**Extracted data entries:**

╭──

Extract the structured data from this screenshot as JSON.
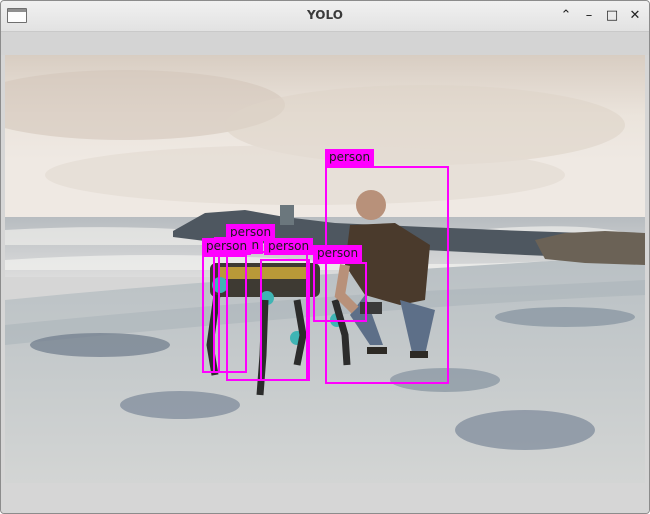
{
  "window": {
    "title": "YOLO",
    "controls": {
      "shade": "⌃",
      "minimize": "–",
      "maximize": "□",
      "close": "✕"
    }
  },
  "image": {
    "description_icon": "photo",
    "detections": [
      {
        "label": "person"
      },
      {
        "label": "person"
      },
      {
        "label": "person"
      },
      {
        "label": "person"
      },
      {
        "label": "person"
      },
      {
        "label": "person"
      }
    ]
  },
  "colors": {
    "box": "#ff00ff",
    "sky": "#e6ddd3",
    "sand": "#c7ccd0"
  }
}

╰──

Please repeat the entries exactly. Do not include the pictures.

**Written response:**
Extract the structured data from this screenshot as JSON.
{
  "window": {
    "title": "YOLO",
    "controls": {
      "shade": "⌃",
      "minimize": "–",
      "maximize": "□",
      "close": "✕"
    }
  },
  "image": {
    "description_icon": "photo",
    "detections": [
      {
        "label": "person"
      },
      {
        "label": "person"
      },
      {
        "label": "person"
      },
      {
        "label": "person"
      },
      {
        "label": "person"
      },
      {
        "label": "person"
      }
    ]
  },
  "colors": {
    "box": "#ff00ff",
    "sky": "#e6ddd3",
    "sand": "#c7ccd0"
  }
}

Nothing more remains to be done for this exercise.